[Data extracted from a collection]
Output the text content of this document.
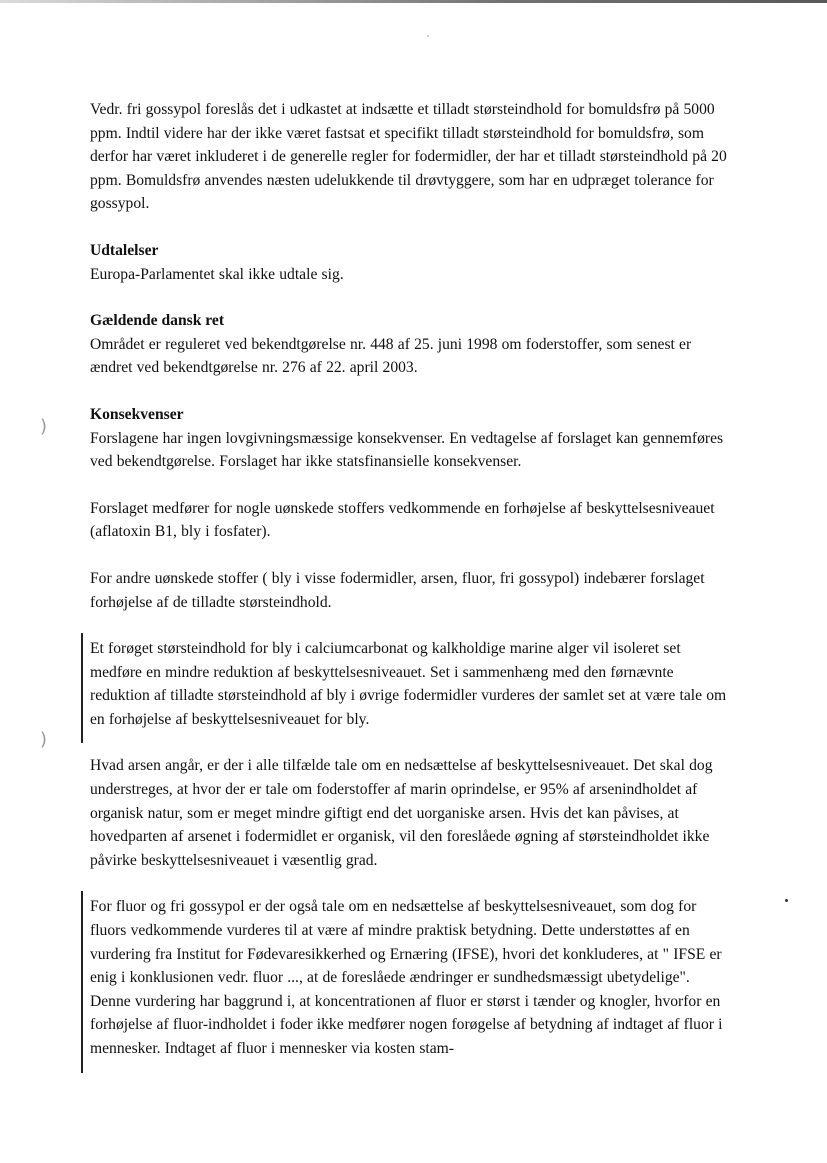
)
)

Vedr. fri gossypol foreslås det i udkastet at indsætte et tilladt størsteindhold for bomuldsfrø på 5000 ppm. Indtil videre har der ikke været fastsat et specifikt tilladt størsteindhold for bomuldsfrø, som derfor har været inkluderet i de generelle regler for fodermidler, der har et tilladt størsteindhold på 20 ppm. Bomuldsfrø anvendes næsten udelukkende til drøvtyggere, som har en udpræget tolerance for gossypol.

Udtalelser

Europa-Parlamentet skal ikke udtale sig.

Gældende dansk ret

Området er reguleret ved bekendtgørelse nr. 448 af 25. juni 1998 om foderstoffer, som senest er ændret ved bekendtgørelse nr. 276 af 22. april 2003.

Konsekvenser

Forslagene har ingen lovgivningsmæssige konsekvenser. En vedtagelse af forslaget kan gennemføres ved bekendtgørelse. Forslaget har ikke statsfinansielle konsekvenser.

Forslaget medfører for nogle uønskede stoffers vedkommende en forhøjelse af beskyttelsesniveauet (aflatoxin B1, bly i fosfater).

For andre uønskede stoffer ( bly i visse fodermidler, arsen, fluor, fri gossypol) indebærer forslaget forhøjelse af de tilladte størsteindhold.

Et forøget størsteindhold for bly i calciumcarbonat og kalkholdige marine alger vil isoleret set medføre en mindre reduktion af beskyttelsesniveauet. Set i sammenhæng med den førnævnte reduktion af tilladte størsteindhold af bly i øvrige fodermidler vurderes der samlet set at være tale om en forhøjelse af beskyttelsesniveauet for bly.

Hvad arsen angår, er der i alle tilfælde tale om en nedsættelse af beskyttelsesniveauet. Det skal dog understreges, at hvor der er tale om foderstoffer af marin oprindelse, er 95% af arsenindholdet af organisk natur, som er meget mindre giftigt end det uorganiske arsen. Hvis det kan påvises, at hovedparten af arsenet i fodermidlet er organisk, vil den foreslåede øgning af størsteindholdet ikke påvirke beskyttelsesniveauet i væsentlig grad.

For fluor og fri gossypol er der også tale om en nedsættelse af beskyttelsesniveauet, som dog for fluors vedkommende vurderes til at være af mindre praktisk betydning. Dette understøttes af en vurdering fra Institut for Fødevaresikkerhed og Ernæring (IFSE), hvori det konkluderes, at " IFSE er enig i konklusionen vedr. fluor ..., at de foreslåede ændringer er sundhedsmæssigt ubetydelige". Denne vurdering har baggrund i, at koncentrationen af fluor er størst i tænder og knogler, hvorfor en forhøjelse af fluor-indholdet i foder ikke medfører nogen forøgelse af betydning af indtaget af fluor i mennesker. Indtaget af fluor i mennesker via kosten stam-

- GOAL OF THE EXERCISE -
Before handing back the copy, remove the pictures; otherwise print the data exactly.

- SOLUTION TO THIS PROBLEM -
Output the text content of this document.
)
)

Vedr. fri gossypol foreslås det i udkastet at indsætte et tilladt størsteindhold for bomuldsfrø på 5000 ppm. Indtil videre har der ikke været fastsat et specifikt tilladt størsteindhold for bomuldsfrø, som derfor har været inkluderet i de generelle regler for fodermidler, der har et tilladt størsteindhold på 20 ppm. Bomuldsfrø anvendes næsten udelukkende til drøvtyggere, som har en udpræget tolerance for gossypol.

Udtalelser

Europa-Parlamentet skal ikke udtale sig.

Gældende dansk ret

Området er reguleret ved bekendtgørelse nr. 448 af 25. juni 1998 om foderstoffer, som senest er ændret ved bekendtgørelse nr. 276 af 22. april 2003.

Konsekvenser

Forslagene har ingen lovgivningsmæssige konsekvenser. En vedtagelse af forslaget kan gennemføres ved bekendtgørelse. Forslaget har ikke statsfinansielle konsekvenser.

Forslaget medfører for nogle uønskede stoffers vedkommende en forhøjelse af beskyttelsesniveauet (aflatoxin B1, bly i fosfater).

For andre uønskede stoffer ( bly i visse fodermidler, arsen, fluor, fri gossypol) indebærer forslaget forhøjelse af de tilladte størsteindhold.

Et forøget størsteindhold for bly i calciumcarbonat og kalkholdige marine alger vil isoleret set medføre en mindre reduktion af beskyttelsesniveauet. Set i sammenhæng med den førnævnte reduktion af tilladte størsteindhold af bly i øvrige fodermidler vurderes der samlet set at være tale om en forhøjelse af beskyttelsesniveauet for bly.

Hvad arsen angår, er der i alle tilfælde tale om en nedsættelse af beskyttelsesniveauet. Det skal dog understreges, at hvor der er tale om foderstoffer af marin oprindelse, er 95% af arsenindholdet af organisk natur, som er meget mindre giftigt end det uorganiske arsen. Hvis det kan påvises, at hovedparten af arsenet i fodermidlet er organisk, vil den foreslåede øgning af størsteindholdet ikke påvirke beskyttelsesniveauet i væsentlig grad.

For fluor og fri gossypol er der også tale om en nedsættelse af beskyttelsesniveauet, som dog for fluors vedkommende vurderes til at være af mindre praktisk betydning. Dette understøttes af en vurdering fra Institut for Fødevaresikkerhed og Ernæring (IFSE), hvori det konkluderes, at " IFSE er enig i konklusionen vedr. fluor ..., at de foreslåede ændringer er sundhedsmæssigt ubetydelige". Denne vurdering har baggrund i, at koncentrationen af fluor er størst i tænder og knogler, hvorfor en forhøjelse af fluor-indholdet i foder ikke medfører nogen forøgelse af betydning af indtaget af fluor i mennesker. Indtaget af fluor i mennesker via kosten stam-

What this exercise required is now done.